## CHALLENGE
Identify and reproduce every line holding the string "王爷说财经".

————————

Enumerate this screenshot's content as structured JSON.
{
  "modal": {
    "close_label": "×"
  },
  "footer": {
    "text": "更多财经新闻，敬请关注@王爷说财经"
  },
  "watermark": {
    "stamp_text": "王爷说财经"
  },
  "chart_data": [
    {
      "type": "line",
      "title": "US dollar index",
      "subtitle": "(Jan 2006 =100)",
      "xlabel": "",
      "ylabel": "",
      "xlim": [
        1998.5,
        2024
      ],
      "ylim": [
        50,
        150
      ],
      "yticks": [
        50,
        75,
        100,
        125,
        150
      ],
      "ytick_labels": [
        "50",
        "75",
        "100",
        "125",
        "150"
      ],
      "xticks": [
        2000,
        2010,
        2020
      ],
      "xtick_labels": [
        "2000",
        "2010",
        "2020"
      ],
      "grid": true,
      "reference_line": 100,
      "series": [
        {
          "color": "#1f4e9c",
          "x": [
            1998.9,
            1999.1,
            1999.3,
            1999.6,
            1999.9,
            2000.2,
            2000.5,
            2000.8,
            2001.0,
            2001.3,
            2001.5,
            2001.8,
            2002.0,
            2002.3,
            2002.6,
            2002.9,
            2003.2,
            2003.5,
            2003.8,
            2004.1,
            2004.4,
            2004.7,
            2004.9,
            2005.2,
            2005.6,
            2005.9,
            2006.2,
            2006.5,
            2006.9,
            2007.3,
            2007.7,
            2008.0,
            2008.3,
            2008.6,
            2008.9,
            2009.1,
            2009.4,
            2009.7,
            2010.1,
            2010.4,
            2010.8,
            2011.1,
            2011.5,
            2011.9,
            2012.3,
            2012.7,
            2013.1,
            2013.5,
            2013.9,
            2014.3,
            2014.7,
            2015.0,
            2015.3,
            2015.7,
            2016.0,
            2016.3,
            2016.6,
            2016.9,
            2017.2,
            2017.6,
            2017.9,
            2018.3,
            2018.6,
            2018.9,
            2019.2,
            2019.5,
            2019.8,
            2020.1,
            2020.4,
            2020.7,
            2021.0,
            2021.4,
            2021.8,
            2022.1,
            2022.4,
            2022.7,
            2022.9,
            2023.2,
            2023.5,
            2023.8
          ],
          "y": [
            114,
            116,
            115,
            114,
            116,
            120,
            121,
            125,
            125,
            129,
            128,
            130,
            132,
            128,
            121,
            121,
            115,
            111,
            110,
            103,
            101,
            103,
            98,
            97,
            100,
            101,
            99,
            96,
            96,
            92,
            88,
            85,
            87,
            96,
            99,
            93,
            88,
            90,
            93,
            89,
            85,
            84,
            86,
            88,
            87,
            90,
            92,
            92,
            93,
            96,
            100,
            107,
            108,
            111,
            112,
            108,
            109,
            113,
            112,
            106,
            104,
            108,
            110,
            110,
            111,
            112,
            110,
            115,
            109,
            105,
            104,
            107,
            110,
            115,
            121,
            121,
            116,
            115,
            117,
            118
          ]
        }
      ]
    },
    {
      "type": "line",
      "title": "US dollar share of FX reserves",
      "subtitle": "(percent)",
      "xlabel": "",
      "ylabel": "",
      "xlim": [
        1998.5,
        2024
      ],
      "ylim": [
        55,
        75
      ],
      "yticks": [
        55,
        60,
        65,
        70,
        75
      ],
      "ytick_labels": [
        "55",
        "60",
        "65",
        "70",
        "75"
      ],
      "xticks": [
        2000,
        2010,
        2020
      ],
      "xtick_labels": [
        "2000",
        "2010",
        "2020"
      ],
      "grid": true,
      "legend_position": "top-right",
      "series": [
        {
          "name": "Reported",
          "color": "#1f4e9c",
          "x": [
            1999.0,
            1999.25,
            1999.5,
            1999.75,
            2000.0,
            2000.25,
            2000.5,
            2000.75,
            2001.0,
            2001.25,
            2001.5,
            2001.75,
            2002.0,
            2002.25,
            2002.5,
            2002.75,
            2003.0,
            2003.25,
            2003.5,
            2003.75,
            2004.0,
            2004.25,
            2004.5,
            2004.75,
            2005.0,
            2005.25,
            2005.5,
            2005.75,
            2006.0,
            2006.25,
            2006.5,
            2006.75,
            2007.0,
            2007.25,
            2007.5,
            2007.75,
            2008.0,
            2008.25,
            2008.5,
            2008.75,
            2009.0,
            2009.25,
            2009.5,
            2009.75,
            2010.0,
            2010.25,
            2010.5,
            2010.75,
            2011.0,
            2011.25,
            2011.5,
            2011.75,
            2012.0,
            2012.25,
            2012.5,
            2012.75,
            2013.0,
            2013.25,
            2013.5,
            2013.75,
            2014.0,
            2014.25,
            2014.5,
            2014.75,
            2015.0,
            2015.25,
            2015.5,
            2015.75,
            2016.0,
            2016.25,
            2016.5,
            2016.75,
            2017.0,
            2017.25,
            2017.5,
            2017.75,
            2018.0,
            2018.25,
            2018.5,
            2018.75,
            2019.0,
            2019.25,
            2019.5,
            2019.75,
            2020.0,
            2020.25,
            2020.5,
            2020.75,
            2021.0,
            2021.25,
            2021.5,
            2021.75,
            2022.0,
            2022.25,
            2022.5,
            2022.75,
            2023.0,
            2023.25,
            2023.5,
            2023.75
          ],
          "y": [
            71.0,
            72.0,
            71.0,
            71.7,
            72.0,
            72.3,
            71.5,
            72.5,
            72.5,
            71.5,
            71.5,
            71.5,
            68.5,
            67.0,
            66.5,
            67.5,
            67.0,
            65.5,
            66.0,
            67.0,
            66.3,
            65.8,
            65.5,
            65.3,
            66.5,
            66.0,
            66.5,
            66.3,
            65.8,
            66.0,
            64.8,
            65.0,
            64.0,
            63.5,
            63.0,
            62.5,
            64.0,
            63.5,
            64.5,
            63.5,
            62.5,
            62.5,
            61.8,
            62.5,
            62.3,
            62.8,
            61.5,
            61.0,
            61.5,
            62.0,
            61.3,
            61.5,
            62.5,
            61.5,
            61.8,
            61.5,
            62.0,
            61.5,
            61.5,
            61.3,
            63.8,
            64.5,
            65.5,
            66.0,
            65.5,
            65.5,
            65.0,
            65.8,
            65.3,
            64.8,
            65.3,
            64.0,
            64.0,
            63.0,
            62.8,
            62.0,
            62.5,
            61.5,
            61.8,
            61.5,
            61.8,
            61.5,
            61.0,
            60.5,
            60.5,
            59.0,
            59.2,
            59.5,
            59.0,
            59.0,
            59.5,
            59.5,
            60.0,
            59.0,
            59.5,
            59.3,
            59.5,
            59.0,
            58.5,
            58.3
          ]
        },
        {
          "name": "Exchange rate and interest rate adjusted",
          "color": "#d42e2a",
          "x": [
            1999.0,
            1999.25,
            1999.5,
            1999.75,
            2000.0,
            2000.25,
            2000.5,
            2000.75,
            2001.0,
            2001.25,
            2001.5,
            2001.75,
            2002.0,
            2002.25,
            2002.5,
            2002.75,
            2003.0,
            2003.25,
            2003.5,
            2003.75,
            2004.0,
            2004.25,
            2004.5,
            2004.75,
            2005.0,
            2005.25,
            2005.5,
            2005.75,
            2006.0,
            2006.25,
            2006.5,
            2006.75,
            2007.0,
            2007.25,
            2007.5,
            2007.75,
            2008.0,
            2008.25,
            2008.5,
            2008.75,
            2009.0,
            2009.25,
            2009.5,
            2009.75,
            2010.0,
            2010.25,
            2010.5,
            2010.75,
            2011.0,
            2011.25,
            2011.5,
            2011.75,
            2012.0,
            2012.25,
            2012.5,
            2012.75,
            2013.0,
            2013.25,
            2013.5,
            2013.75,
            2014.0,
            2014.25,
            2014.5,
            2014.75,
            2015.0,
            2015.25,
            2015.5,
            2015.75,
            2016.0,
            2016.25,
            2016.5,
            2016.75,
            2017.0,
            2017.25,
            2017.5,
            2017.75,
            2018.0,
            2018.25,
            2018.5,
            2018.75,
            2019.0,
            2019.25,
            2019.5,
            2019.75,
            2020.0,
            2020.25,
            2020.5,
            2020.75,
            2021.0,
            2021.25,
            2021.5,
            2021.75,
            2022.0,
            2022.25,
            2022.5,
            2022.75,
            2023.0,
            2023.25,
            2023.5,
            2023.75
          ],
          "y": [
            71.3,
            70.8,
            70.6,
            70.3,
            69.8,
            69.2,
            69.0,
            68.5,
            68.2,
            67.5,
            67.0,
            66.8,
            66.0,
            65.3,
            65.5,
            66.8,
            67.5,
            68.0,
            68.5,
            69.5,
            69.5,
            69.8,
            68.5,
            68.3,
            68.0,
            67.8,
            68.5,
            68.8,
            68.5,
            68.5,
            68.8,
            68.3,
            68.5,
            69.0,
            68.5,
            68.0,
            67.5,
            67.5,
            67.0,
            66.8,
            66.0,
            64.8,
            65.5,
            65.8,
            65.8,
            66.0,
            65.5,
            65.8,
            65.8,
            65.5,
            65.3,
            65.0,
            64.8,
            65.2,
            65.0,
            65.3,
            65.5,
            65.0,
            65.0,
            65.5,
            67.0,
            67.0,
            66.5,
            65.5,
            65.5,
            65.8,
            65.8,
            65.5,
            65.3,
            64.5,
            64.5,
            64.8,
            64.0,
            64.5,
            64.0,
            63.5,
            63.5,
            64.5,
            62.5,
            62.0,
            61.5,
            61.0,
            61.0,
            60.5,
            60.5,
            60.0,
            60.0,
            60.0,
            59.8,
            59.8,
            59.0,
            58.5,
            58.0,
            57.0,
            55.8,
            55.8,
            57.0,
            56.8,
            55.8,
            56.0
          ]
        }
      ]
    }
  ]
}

————————

## SOLVED EXERCISE
    "text": "更多财经新闻，敬请关注@王爷说财经"
    "stamp_text": "王爷说财经"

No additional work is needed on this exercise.